EXERCISE PROMPT:
Gather all lines with "необходимо" from the records.

— start of INFORMATION PROVIDED —

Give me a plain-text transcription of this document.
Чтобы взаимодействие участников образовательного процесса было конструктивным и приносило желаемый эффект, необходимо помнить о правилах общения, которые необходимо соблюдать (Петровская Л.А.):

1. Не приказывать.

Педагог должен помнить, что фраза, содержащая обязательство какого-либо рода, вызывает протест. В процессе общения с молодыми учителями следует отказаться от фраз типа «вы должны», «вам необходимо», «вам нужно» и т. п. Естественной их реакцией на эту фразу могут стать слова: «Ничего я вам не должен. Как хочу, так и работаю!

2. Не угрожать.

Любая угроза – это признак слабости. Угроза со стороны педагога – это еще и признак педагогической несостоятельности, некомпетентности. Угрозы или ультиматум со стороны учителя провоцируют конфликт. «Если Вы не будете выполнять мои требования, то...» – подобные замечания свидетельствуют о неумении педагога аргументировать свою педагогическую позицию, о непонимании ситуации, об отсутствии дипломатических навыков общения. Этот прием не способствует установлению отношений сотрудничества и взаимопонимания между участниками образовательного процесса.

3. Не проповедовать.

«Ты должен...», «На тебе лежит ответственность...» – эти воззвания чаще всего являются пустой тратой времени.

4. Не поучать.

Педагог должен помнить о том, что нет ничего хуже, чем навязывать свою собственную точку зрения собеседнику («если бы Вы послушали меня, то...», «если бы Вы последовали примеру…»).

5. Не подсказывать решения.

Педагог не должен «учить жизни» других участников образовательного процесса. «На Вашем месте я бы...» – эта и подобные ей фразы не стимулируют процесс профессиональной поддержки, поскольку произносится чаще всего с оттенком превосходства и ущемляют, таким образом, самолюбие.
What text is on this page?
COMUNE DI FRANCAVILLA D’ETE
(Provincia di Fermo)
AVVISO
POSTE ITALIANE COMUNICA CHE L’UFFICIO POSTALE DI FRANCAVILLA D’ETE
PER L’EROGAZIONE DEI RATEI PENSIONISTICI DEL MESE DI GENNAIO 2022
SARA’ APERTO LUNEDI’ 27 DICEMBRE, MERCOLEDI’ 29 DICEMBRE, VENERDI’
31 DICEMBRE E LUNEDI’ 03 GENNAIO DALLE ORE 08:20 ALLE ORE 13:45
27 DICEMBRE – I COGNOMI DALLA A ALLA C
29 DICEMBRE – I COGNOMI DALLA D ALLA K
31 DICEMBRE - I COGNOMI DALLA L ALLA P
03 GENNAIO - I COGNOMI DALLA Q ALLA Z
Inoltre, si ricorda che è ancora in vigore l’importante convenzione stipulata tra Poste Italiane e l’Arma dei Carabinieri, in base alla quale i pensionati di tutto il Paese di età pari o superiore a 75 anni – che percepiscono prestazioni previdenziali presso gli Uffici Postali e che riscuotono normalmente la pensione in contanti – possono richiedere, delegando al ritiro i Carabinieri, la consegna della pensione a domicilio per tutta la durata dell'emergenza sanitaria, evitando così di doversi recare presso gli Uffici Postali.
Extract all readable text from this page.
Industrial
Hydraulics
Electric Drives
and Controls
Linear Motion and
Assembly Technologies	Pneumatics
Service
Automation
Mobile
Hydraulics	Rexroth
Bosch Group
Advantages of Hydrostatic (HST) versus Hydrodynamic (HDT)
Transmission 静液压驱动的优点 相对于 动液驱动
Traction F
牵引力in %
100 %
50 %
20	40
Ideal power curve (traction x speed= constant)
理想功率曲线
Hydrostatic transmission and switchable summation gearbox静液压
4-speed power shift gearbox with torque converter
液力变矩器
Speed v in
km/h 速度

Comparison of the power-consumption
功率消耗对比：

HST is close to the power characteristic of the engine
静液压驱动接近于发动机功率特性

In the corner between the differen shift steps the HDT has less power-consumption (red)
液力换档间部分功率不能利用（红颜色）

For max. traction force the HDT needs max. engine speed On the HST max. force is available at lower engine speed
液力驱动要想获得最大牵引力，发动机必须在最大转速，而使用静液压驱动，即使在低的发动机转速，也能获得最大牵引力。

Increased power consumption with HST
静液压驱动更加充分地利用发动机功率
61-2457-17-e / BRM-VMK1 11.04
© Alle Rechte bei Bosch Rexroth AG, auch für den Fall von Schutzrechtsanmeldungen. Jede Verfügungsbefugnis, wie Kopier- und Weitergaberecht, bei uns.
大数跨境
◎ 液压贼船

— end of INFORMATION PROVIDED —

TASK RESULT:
Чтобы взаимодействие участников образовательного процесса было конструктивным и приносило желаемый эффект, необходимо помнить о правилах общения, которые необходимо соблюдать (Петровская Л.А.):
Педагог должен помнить, что фраза, содержащая обязательство какого-либо рода, вызывает протест. В процессе общения с молодыми учителями следует отказаться от фраз типа «вы должны», «вам необходимо», «вам нужно» и т. п. Естественной их реакцией на эту фразу могут стать слова: «Ничего я вам не должен. Как хочу, так и работаю!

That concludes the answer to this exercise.